* **TASK GOAL**: Find every line in the records below that contains "winter", and copy it.

* **AVAILABLE DATA**:
________________
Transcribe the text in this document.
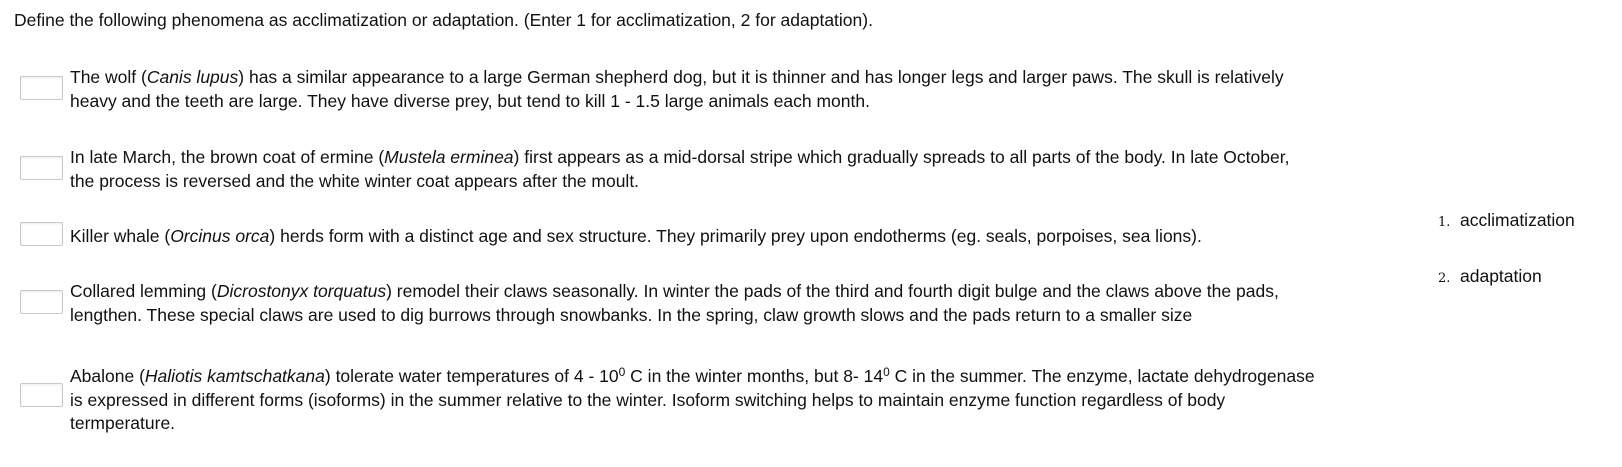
Define the following phenomena as acclimatization or adaptation. (Enter 1 for acclimatization, 2 for adaptation).
The wolf (Canis lupus) has a similar appearance to a large German shepherd dog, but it is thinner and has longer legs and larger paws. The skull is relatively
heavy and the teeth are large. They have diverse prey, but tend to kill 1 - 1.5 large animals each month.
In late March, the brown coat of ermine (Mustela erminea) first appears as a mid-dorsal stripe which gradually spreads to all parts of the body. In late October,
the process is reversed and the white winter coat appears after the moult.
Killer whale (Orcinus orca) herds form with a distinct age and sex structure. They primarily prey upon endotherms (eg. seals, porpoises, sea lions).
Collared lemming (Dicrostonyx torquatus) remodel their claws seasonally. In winter the pads of the third and fourth digit bulge and the claws above the pads,
lengthen. These special claws are used to dig burrows through snowbanks. In the spring, claw growth slows and the pads return to a smaller size
Abalone (Haliotis kamtschatkana) tolerate water temperatures of $4 - 10^0$ C in the winter months, but 8- $14^0$ C in the summer. The enzyme, lactate dehydrogenase
is expressed in different forms (isoforms) in the summer relative to the winter. Isoform switching helps to maintain enzyme function regardless of body
termperature.
1. acclimatization
2. adaptation
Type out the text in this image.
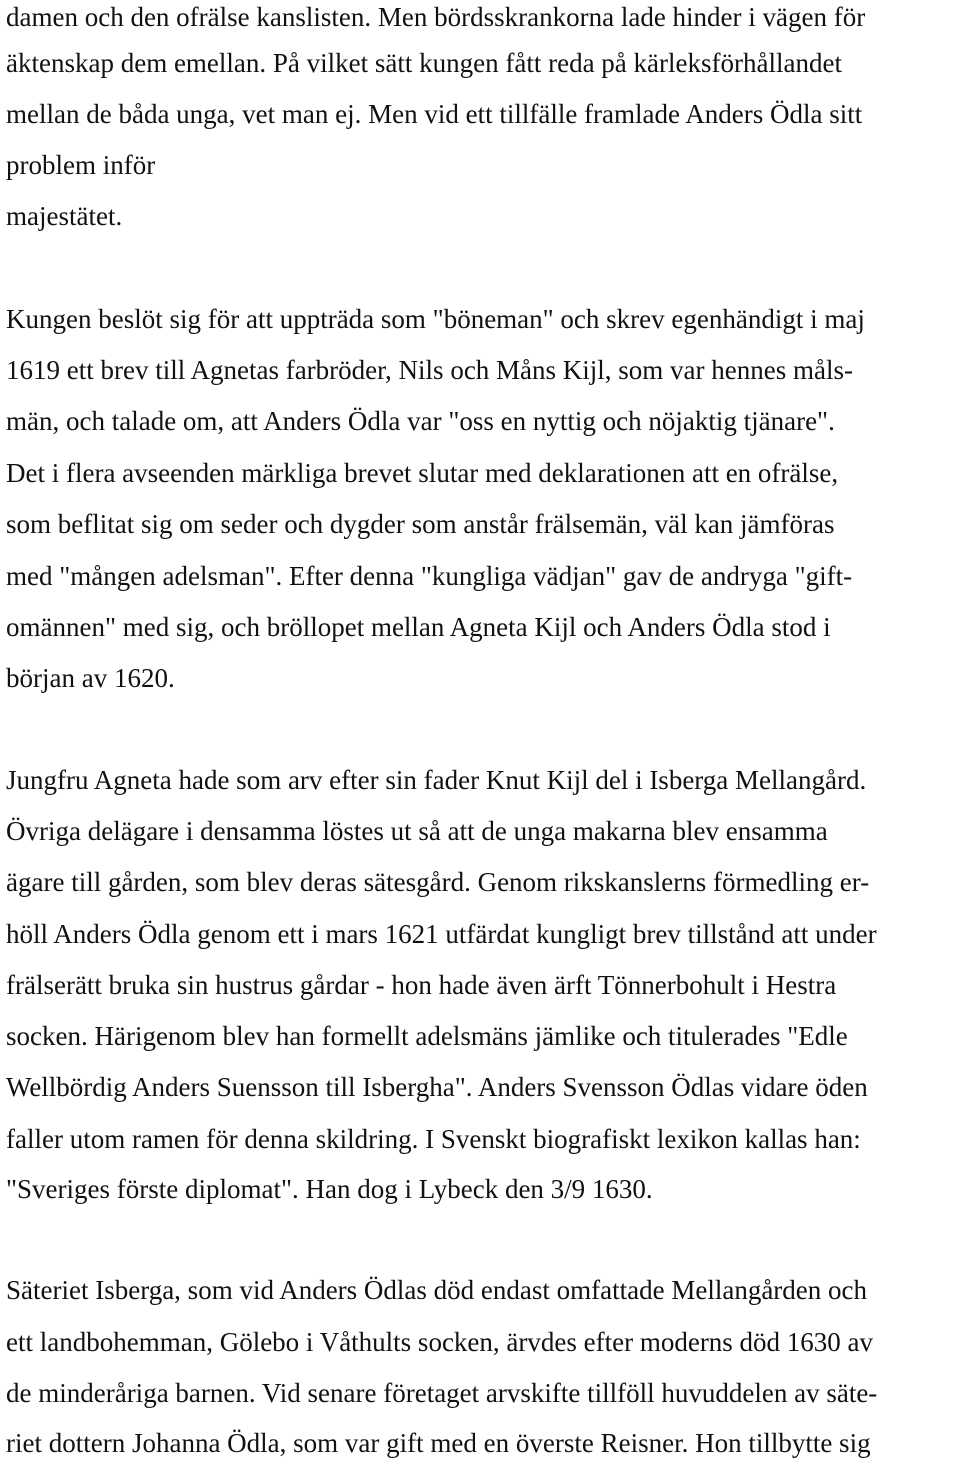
damen och den ofrälse kanslisten. Men bördsskrankorna lade hinder i vägen för
äktenskap dem emellan. På vilket sätt kungen fått reda på kärleksförhållandet
mellan de båda unga, vet man ej. Men vid ett tillfälle framlade Anders Ödla sitt
problem inför
majestätet.
Kungen beslöt sig för att uppträda som "böneman" och skrev egenhändigt i maj
1619 ett brev till Agnetas farbröder, Nils och Måns Kijl, som var hennes måls-
män, och talade om, att Anders Ödla var "oss en nyttig och nöjaktig tjänare".
Det i flera avseenden märkliga brevet slutar med deklarationen att en ofrälse,
som beflitat sig om seder och dygder som anstår frälsemän, väl kan jämföras
med "mången adelsman". Efter denna "kungliga vädjan" gav de andryga "gift-
omännen" med sig, och bröllopet mellan Agneta Kijl och Anders Ödla stod i
början av 1620.
Jungfru Agneta hade som arv efter sin fader Knut Kijl del i Isberga Mellangård.
Övriga delägare i densamma löstes ut så att de unga makarna blev ensamma
ägare till gården, som blev deras sätesgård. Genom rikskanslerns förmedling er-
höll Anders Ödla genom ett i mars 1621 utfärdat kungligt brev tillstånd att under
frälserätt bruka sin hustrus gårdar - hon hade även ärft Tönnerbohult i Hestra
socken. Härigenom blev han formellt adelsmäns jämlike och titulerades "Edle
Wellbördig Anders Suensson till Isbergha". Anders Svensson Ödlas vidare öden
faller utom ramen för denna skildring. I Svenskt biografiskt lexikon kallas han:
"Sveriges förste diplomat". Han dog i Lybeck den 3/9 1630.
Säteriet Isberga, som vid Anders Ödlas död endast omfattade Mellangården och
ett landbohemman, Gölebo i Våthults socken, ärvdes efter moderns död 1630 av
de minderåriga barnen. Vid senare företaget arvskifte tillföll huvuddelen av säte-
riet dottern Johanna Ödla, som var gift med en överste Reisner. Hon tillbytte sig
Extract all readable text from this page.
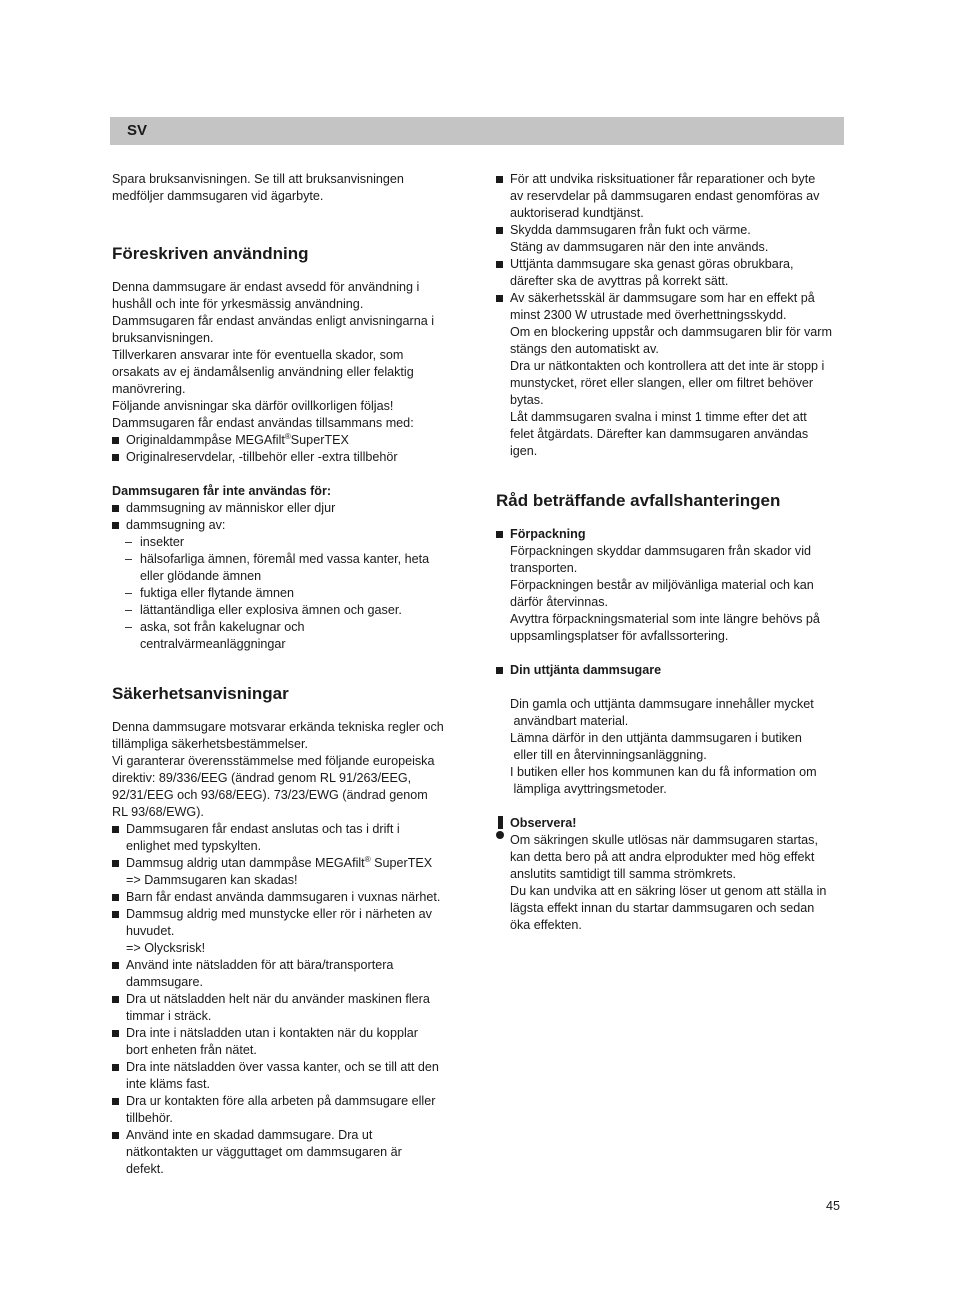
SV

Spara bruksanvisningen. Se till att bruksanvisningen
medföljer dammsugaren vid ägarbyte.

Föreskriven användning

Denna dammsugare är endast avsedd för användning i
hushåll och inte för yrkesmässig användning.
Dammsugaren får endast användas enligt anvisningarna i
bruksanvisningen.
Tillverkaren ansvarar inte för eventuella skador, som
orsakats av ej ändamålsenlig användning eller felaktig
manövrering.
Följande anvisningar ska därför ovillkorligen följas!
Dammsugaren får endast användas tillsammans med:

Originaldammpåse MEGAfilt®SuperTEX
Originalreservdelar, -tillbehör eller -extra tillbehör

Dammsugaren får inte användas för:

dammsugning av människor eller djur
dammsugning av:
– insekter
– hälsofarliga ämnen, föremål med vassa kanter, heta
eller glödande ämnen
– fuktiga eller flytande ämnen
– lättantändliga eller explosiva ämnen och gaser.
– aska, sot från kakelugnar och
centralvärmeanläggningar
Säkerhetsanvisningar

Denna dammsugare motsvarar erkända tekniska regler och
tillämpliga säkerhetsbestämmelser.
Vi garanterar överensstämmelse med följande europeiska
direktiv: 89/336/EEG (ändrad genom RL 91/263/EEG,
92/31/EEG och 93/68/EEG). 73/23/EWG (ändrad genom
RL 93/68/EWG).

Dammsugaren får endast anslutas och tas i drift i
enlighet med typskylten.
Dammsug aldrig utan dammpåse MEGAfilt® SuperTEX
=> Dammsugaren kan skadas!
Barn får endast använda dammsugaren i vuxnas närhet.
Dammsug aldrig med munstycke eller rör i närheten av
huvudet.
=> Olycksrisk!
Använd inte nätsladden för att bära/transportera
dammsugare.
Dra ut nätsladden helt när du använder maskinen flera
timmar i sträck.
Dra inte i nätsladden utan i kontakten när du kopplar
bort enheten från nätet.
Dra inte nätsladden över vassa kanter, och se till att den
inte kläms fast.
Dra ur kontakten före alla arbeten på dammsugare eller
tillbehör.
Använd inte en skadad dammsugare. Dra ut
nätkontakten ur vägguttaget om dammsugaren är
defekt.
För att undvika risksituationer får reparationer och byte
av reservdelar på dammsugaren endast genomföras av
auktoriserad kundtjänst.
Skydda dammsugaren från fukt och värme.
Stäng av dammsugaren när den inte används.
Uttjänta dammsugare ska genast göras obrukbara,
därefter ska de avyttras på korrekt sätt.
Av säkerhetsskäl är dammsugare som har en effekt på
minst 2300 W utrustade med överhettningsskydd.
Om en blockering uppstår och dammsugaren blir för varm
stängs den automatiskt av.
Dra ur nätkontakten och kontrollera att det inte är stopp i
munstycket, röret eller slangen, eller om filtret behöver
bytas.
Låt dammsugaren svalna i minst 1 timme efter det att
felet åtgärdats. Därefter kan dammsugaren användas
igen.
Råd beträffande avfallshanteringen
Förpackning

Förpackningen skyddar dammsugaren från skador vid
transporten.
Förpackningen består av miljövänliga material och kan
därför återvinnas.
Avyttra förpackningsmaterial som inte längre behövs på
uppsamlingsplatser för avfallssortering.

Din uttjänta dammsugare

Din gamla och uttjänta dammsugare innehåller mycket
användbart material.
Lämna därför in den uttjänta dammsugaren i butiken
eller till en återvinningsanläggning.
I butiken eller hos kommunen kan du få information om
lämpliga avyttringsmetoder.

Observera!

Om säkringen skulle utlösas när dammsugaren startas,
kan detta bero på att andra elprodukter med hög effekt
anslutits samtidigt till samma strömkrets.
Du kan undvika att en säkring löser ut genom att ställa in
lägsta effekt innan du startar dammsugaren och sedan
öka effekten.

45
________________
* **TASK OUTPUT**:
the process is reversed and the white winter coat appears after the moult.
Collared lemming (Dicrostonyx torquatus) remodel their claws seasonally. In winter the pads of the third and fourth digit bulge and the claws above the pads,
Abalone (Haliotis kamtschatkana) tolerate water temperatures of $4 - 10^0$ C in the winter months, but 8- $14^0$ C in the summer. The enzyme, lactate dehydrogenase
is expressed in different forms (isoforms) in the summer relative to the winter. Isoform switching helps to maintain enzyme function regardless of body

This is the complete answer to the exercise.